Data excerpts:
▼

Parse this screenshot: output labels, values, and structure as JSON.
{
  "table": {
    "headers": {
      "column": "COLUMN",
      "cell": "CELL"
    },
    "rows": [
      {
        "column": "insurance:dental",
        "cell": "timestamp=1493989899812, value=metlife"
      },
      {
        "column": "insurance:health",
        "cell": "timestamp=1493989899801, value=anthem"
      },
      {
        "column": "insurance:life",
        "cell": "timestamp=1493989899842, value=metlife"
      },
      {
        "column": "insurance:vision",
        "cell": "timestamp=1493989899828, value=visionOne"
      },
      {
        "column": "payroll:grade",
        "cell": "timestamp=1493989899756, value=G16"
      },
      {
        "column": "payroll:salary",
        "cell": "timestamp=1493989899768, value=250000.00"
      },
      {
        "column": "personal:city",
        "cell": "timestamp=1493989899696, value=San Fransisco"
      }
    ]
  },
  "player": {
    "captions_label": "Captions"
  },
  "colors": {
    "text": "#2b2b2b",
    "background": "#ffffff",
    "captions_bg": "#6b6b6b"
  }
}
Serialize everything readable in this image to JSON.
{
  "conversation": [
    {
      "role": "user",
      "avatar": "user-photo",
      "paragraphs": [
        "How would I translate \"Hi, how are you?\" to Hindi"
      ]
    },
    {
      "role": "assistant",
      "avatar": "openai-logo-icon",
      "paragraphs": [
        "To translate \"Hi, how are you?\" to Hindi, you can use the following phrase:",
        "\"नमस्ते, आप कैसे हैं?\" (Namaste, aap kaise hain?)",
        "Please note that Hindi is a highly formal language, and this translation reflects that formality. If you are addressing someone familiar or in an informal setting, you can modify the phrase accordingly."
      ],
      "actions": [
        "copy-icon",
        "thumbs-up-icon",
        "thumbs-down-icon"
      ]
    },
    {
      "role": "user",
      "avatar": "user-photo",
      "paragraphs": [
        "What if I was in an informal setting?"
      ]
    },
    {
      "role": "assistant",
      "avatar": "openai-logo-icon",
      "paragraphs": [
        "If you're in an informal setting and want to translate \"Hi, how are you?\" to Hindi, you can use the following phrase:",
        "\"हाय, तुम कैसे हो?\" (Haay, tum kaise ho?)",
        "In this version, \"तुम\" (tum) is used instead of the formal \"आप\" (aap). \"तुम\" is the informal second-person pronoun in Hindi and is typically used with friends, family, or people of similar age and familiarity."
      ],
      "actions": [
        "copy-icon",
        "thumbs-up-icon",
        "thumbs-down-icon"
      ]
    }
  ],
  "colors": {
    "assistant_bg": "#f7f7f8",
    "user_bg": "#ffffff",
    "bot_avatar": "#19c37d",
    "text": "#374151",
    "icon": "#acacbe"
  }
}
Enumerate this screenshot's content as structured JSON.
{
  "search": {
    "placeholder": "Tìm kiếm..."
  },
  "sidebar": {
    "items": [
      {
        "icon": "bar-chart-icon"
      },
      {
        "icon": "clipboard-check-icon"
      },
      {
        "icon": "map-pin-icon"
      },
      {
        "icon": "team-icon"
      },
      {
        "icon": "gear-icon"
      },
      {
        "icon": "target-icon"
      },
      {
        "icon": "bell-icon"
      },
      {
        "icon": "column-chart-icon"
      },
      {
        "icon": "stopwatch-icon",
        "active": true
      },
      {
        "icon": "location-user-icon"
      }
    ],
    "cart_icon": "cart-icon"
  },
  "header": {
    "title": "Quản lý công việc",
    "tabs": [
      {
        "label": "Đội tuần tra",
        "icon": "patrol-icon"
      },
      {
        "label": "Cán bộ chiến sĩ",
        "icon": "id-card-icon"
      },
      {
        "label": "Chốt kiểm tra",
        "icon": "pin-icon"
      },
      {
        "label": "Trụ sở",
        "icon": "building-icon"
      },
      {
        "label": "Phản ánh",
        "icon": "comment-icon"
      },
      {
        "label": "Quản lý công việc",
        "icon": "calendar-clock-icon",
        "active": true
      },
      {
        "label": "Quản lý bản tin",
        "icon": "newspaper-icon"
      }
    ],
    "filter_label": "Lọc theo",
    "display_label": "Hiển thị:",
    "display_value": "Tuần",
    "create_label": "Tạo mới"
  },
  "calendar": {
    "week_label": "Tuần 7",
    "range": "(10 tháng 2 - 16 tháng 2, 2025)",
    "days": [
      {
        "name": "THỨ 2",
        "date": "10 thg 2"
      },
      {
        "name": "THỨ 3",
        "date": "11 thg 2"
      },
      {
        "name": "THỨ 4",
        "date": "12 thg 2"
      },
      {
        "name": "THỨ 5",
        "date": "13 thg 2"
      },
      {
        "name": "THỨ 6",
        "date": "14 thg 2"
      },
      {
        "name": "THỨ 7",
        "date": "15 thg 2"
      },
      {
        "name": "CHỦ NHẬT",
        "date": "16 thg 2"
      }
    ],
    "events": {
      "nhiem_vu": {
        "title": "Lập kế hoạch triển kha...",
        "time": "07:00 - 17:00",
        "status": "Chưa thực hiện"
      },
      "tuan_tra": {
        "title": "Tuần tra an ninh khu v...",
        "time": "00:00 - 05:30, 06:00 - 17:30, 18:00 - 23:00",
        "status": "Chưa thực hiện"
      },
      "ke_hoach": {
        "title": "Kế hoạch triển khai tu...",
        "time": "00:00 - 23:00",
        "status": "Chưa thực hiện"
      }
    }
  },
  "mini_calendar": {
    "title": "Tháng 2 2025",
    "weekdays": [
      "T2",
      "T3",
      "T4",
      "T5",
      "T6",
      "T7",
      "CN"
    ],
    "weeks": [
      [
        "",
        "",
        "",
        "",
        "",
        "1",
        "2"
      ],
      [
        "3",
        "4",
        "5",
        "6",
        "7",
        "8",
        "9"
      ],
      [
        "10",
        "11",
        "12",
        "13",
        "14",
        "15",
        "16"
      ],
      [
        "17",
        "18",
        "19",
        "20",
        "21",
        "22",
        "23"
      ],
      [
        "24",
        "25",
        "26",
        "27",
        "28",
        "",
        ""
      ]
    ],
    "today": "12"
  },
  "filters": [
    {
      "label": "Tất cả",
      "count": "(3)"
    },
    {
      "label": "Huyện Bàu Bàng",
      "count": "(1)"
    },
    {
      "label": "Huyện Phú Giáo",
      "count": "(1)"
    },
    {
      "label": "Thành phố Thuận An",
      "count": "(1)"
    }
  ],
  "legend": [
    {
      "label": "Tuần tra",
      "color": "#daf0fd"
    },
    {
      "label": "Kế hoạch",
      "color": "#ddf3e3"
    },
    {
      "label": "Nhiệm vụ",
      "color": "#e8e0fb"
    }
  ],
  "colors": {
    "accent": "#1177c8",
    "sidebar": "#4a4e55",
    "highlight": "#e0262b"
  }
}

▲

YOUR TASK
Retype the whole listing, matching it exactly.

FINAL RESULT
Parse this screenshot: output labels, values, and structure as JSON.
{
  "table": {
    "headers": {
      "column": "COLUMN",
      "cell": "CELL"
    },
    "rows": [
      {
        "column": "insurance:dental",
        "cell": "timestamp=1493989899812, value=metlife"
      },
      {
        "column": "insurance:health",
        "cell": "timestamp=1493989899801, value=anthem"
      },
      {
        "column": "insurance:life",
        "cell": "timestamp=1493989899842, value=metlife"
      },
      {
        "column": "insurance:vision",
        "cell": "timestamp=1493989899828, value=visionOne"
      },
      {
        "column": "payroll:grade",
        "cell": "timestamp=1493989899756, value=G16"
      },
      {
        "column": "payroll:salary",
        "cell": "timestamp=1493989899768, value=250000.00"
      },
      {
        "column": "personal:city",
        "cell": "timestamp=1493989899696, value=San Fransisco"
      }
    ]
  },
  "player": {
    "captions_label": "Captions"
  },
  "colors": {
    "text": "#2b2b2b",
    "background": "#ffffff",
    "captions_bg": "#6b6b6b"
  }
}
Serialize everything readable in this image to JSON.
{
  "conversation": [
    {
      "role": "user",
      "avatar": "user-photo",
      "paragraphs": [
        "How would I translate \"Hi, how are you?\" to Hindi"
      ]
    },
    {
      "role": "assistant",
      "avatar": "openai-logo-icon",
      "paragraphs": [
        "To translate \"Hi, how are you?\" to Hindi, you can use the following phrase:",
        "\"नमस्ते, आप कैसे हैं?\" (Namaste, aap kaise hain?)",
        "Please note that Hindi is a highly formal language, and this translation reflects that formality. If you are addressing someone familiar or in an informal setting, you can modify the phrase accordingly."
      ],
      "actions": [
        "copy-icon",
        "thumbs-up-icon",
        "thumbs-down-icon"
      ]
    },
    {
      "role": "user",
      "avatar": "user-photo",
      "paragraphs": [
        "What if I was in an informal setting?"
      ]
    },
    {
      "role": "assistant",
      "avatar": "openai-logo-icon",
      "paragraphs": [
        "If you're in an informal setting and want to translate \"Hi, how are you?\" to Hindi, you can use the following phrase:",
        "\"हाय, तुम कैसे हो?\" (Haay, tum kaise ho?)",
        "In this version, \"तुम\" (tum) is used instead of the formal \"आप\" (aap). \"तुम\" is the informal second-person pronoun in Hindi and is typically used with friends, family, or people of similar age and familiarity."
      ],
      "actions": [
        "copy-icon",
        "thumbs-up-icon",
        "thumbs-down-icon"
      ]
    }
  ],
  "colors": {
    "assistant_bg": "#f7f7f8",
    "user_bg": "#ffffff",
    "bot_avatar": "#19c37d",
    "text": "#374151",
    "icon": "#acacbe"
  }
}
Enumerate this screenshot's content as structured JSON.
{
  "search": {
    "placeholder": "Tìm kiếm..."
  },
  "sidebar": {
    "items": [
      {
        "icon": "bar-chart-icon"
      },
      {
        "icon": "clipboard-check-icon"
      },
      {
        "icon": "map-pin-icon"
      },
      {
        "icon": "team-icon"
      },
      {
        "icon": "gear-icon"
      },
      {
        "icon": "target-icon"
      },
      {
        "icon": "bell-icon"
      },
      {
        "icon": "column-chart-icon"
      },
      {
        "icon": "stopwatch-icon",
        "active": true
      },
      {
        "icon": "location-user-icon"
      }
    ],
    "cart_icon": "cart-icon"
  },
  "header": {
    "title": "Quản lý công việc",
    "tabs": [
      {
        "label": "Đội tuần tra",
        "icon": "patrol-icon"
      },
      {
        "label": "Cán bộ chiến sĩ",
        "icon": "id-card-icon"
      },
      {
        "label": "Chốt kiểm tra",
        "icon": "pin-icon"
      },
      {
        "label": "Trụ sở",
        "icon": "building-icon"
      },
      {
        "label": "Phản ánh",
        "icon": "comment-icon"
      },
      {
        "label": "Quản lý công việc",
        "icon": "calendar-clock-icon",
        "active": true
      },
      {
        "label": "Quản lý bản tin",
        "icon": "newspaper-icon"
      }
    ],
    "filter_label": "Lọc theo",
    "display_label": "Hiển thị:",
    "display_value": "Tuần",
    "create_label": "Tạo mới"
  },
  "calendar": {
    "week_label": "Tuần 7",
    "range": "(10 tháng 2 - 16 tháng 2, 2025)",
    "days": [
      {
        "name": "THỨ 2",
        "date": "10 thg 2"
      },
      {
        "name": "THỨ 3",
        "date": "11 thg 2"
      },
      {
        "name": "THỨ 4",
        "date": "12 thg 2"
      },
      {
        "name": "THỨ 5",
        "date": "13 thg 2"
      },
      {
        "name": "THỨ 6",
        "date": "14 thg 2"
      },
      {
        "name": "THỨ 7",
        "date": "15 thg 2"
      },
      {
        "name": "CHỦ NHẬT",
        "date": "16 thg 2"
      }
    ],
    "events": {
      "nhiem_vu": {
        "title": "Lập kế hoạch triển kha...",
        "time": "07:00 - 17:00",
        "status": "Chưa thực hiện"
      },
      "tuan_tra": {
        "title": "Tuần tra an ninh khu v...",
        "time": "00:00 - 05:30, 06:00 - 17:30, 18:00 - 23:00",
        "status": "Chưa thực hiện"
      },
      "ke_hoach": {
        "title": "Kế hoạch triển khai tu...",
        "time": "00:00 - 23:00",
        "status": "Chưa thực hiện"
      }
    }
  },
  "mini_calendar": {
    "title": "Tháng 2 2025",
    "weekdays": [
      "T2",
      "T3",
      "T4",
      "T5",
      "T6",
      "T7",
      "CN"
    ],
    "weeks": [
      [
        "",
        "",
        "",
        "",
        "",
        "1",
        "2"
      ],
      [
        "3",
        "4",
        "5",
        "6",
        "7",
        "8",
        "9"
      ],
      [
        "10",
        "11",
        "12",
        "13",
        "14",
        "15",
        "16"
      ],
      [
        "17",
        "18",
        "19",
        "20",
        "21",
        "22",
        "23"
      ],
      [
        "24",
        "25",
        "26",
        "27",
        "28",
        "",
        ""
      ]
    ],
    "today": "12"
  },
  "filters": [
    {
      "label": "Tất cả",
      "count": "(3)"
    },
    {
      "label": "Huyện Bàu Bàng",
      "count": "(1)"
    },
    {
      "label": "Huyện Phú Giáo",
      "count": "(1)"
    },
    {
      "label": "Thành phố Thuận An",
      "count": "(1)"
    }
  ],
  "legend": [
    {
      "label": "Tuần tra",
      "color": "#daf0fd"
    },
    {
      "label": "Kế hoạch",
      "color": "#ddf3e3"
    },
    {
      "label": "Nhiệm vụ",
      "color": "#e8e0fb"
    }
  ],
  "colors": {
    "accent": "#1177c8",
    "sidebar": "#4a4e55",
    "highlight": "#e0262b"
  }
}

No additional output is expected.